Reputation: 1557
Suppose I have a html link like this:
<a href = "https://mitsui-shopping-park.com/lalaport/koshien/" target="_blank"> https://mitsui-shopping-park.com/lalaport / koshien / </a>
I want to extract:
<a href = "THIS LINK" target="_blank"> NOT THIS LINK </a>
I tried: someString.replacingOccurrences(of: "<[^>]+>", with: "", options: .regularExpression, range: nil)
but that gives me:
<a href = "NOT THIS LINK" target="_blank"> BUT THIS LINK </a>
Please help.
Upvotes: 0
Views: 3698
Reputation: 18581
No need for a regular expression, you could use the link property of an attributed string.
First, let's use this extension:
extension String{
func convert2Html() -> NSAttributedString {
guard let data = data(using: .utf8) else { return NSAttributedString() }
do {
let htmlAttrib = NSAttributedString.DocumentType.html
return try NSAttributedString(data: data,
options: [.documentType : htmlAttrib],
documentAttributes: nil)
} catch {
return NSAttributedString()
}
}
}
to convert this String
:
let html = "<a href = \"https://mitsui-shopping-park.com/lalaport/koshien/\" target=\"_blank\"> https://mitsui-shopping-park.com/lalaport / koshien / </a>"
to an NSAttributedString
:
let attrib = html.convert2Html()
And then extract the link this way :
let link = attrib.attribute(.link, at: 0, effectiveRange: nil)
if let url = link as? NSURL, let href = url.absoluteString {
print(href) //https://mitsui-shopping-park.com/lalaport/koshien/
}
Upvotes: 4
Reputation: 7618
Use NSRegularExpression.matches
for the capture group feature of Regular Expression. I always use this handy extension method:
extension String {
func capturedGroups(withRegex pattern: String) -> [String?] {
var results = [String?]()
var regex: NSRegularExpression
do {
regex = try NSRegularExpression(pattern: pattern, options: [])

**Data section**.
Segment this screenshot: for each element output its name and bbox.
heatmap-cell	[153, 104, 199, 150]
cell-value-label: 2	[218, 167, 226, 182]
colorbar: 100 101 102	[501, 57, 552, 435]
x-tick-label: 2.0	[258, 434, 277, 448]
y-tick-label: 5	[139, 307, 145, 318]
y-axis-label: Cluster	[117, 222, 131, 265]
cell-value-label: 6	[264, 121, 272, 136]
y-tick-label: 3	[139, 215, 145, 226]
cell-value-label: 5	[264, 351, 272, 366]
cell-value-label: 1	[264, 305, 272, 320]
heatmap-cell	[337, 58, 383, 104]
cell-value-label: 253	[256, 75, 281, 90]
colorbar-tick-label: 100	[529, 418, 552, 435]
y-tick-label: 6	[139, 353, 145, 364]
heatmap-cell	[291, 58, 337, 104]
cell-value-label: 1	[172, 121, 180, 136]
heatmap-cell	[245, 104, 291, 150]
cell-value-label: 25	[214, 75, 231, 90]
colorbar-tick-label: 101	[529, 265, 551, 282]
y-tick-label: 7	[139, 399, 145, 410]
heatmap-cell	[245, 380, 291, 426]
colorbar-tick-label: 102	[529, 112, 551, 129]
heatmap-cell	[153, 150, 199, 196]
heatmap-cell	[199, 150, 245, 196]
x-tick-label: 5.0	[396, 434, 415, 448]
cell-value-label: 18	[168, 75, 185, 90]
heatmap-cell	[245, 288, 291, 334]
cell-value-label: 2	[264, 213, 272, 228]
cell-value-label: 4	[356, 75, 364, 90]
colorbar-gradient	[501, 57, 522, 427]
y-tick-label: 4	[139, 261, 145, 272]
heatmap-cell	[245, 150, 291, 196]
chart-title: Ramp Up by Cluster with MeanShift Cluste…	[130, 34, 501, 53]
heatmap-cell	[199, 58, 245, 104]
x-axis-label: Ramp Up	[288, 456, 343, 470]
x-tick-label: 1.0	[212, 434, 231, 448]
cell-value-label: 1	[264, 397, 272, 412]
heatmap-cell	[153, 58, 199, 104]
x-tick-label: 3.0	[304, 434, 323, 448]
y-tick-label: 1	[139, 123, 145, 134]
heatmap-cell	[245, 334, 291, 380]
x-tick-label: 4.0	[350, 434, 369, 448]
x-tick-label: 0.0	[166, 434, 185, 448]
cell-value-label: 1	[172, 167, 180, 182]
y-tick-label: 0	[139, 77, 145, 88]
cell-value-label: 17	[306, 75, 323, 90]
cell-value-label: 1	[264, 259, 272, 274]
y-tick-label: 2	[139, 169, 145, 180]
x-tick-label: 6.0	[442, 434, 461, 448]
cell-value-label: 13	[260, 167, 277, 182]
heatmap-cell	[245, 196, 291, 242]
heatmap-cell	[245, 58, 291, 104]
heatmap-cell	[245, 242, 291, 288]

**Required actions**.
**1.** In the Swift link-extraction thread, repeat word for word the passage that begins at the words "Reputation: 1557" and stops after "an attributed string.".
**2.** In the Swift link-extraction thread, instead of a regular expression, which property of an attributed string does the first reply suggest using?
The rows were taken from a separate source.

**Answers to the problems**.
**1.**
Reputation: 1557
Suppose I have a html link like this:
<a href = "https://mitsui-shopping-park.com/lalaport/koshien/" target="_blank"> https://mitsui-shopping-park.com/lalaport / koshien / </a>
I want to extract:
<a href = "THIS LINK" target="_blank"> NOT THIS LINK </a>
I tried: someString.replacingOccurrences(of: "<[^>]+>", with: "", options: .regularExpression, range: nil)
but that gives me:
<a href = "NOT THIS LINK" target="_blank"> BUT THIS LINK </a>
Please help.
Upvotes: 0
Views: 3698
Reputation: 18581
No need for a regular expression, you could use the link property of an attributed string.

**2.** The link property.